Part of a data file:
****************

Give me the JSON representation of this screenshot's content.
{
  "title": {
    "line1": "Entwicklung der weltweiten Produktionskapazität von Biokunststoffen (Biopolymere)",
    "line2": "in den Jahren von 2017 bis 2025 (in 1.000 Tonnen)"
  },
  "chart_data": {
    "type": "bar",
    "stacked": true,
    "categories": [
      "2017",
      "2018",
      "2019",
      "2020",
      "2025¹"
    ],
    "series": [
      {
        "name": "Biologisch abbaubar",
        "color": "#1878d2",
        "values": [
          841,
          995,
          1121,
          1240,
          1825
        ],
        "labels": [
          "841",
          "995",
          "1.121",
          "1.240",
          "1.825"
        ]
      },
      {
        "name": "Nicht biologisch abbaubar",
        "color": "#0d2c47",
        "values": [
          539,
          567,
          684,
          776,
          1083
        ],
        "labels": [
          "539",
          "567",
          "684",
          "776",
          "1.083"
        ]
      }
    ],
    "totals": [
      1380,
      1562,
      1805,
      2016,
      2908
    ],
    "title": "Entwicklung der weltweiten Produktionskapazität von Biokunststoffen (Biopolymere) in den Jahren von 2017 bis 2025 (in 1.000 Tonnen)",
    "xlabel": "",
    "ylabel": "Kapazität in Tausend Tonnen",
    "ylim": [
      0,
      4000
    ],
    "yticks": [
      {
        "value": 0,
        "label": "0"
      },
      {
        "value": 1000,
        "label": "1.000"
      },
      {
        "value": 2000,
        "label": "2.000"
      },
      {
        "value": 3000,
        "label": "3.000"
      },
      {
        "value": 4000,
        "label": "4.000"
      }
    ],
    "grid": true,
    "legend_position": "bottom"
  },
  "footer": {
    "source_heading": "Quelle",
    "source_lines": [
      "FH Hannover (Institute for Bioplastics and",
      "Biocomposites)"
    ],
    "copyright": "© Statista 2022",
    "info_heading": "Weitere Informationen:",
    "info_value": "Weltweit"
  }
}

****************

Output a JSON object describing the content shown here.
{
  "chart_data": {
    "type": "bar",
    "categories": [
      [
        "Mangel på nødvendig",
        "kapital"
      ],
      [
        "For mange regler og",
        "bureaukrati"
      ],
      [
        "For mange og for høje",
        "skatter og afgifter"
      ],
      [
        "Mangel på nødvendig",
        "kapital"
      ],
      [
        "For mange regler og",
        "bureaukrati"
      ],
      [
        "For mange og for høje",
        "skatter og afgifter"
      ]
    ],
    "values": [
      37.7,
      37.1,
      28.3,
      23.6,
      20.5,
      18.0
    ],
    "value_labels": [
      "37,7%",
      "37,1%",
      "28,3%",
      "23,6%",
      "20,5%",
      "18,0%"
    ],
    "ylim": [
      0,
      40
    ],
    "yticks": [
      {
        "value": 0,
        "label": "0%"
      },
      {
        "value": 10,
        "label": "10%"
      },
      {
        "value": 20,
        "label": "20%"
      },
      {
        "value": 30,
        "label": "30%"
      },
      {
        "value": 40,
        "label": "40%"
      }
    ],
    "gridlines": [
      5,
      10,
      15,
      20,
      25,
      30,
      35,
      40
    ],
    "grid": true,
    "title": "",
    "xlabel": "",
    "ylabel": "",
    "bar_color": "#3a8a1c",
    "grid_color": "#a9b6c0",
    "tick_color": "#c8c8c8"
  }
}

****************

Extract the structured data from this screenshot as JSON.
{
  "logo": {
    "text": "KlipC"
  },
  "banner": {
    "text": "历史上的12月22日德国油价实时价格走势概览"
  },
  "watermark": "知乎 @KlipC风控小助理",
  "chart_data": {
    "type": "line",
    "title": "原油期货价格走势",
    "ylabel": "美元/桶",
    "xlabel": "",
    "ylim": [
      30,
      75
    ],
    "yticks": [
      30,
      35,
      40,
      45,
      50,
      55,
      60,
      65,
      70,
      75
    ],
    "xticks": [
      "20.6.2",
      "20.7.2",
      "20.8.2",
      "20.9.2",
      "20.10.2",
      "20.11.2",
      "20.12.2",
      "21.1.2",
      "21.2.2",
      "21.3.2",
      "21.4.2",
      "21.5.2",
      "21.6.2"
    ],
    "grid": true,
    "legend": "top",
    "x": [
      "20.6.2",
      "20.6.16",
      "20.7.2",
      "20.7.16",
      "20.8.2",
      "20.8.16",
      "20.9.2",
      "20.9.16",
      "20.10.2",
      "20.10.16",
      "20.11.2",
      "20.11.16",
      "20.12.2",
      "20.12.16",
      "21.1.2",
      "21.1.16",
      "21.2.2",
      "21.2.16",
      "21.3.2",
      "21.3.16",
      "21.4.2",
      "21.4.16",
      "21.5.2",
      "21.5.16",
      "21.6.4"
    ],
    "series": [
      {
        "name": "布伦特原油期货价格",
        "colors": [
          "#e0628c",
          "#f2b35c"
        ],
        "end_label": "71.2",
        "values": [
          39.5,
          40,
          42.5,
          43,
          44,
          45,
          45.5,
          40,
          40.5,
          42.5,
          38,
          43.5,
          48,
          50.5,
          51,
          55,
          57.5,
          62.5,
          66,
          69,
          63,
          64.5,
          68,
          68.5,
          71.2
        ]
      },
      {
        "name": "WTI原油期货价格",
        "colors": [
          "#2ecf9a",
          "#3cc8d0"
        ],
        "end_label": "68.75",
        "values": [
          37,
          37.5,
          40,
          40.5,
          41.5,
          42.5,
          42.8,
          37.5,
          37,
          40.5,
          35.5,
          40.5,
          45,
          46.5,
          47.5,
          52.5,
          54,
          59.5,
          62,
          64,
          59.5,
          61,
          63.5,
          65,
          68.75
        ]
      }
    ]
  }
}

****************

GIVEN PROBLEM:
Each line that holds the word "text" is to be copied.

COMPLETE OUTPUT:
    "text": "KlipC"
    "text": "历史上的12月22日德国油价实时价格走势概览"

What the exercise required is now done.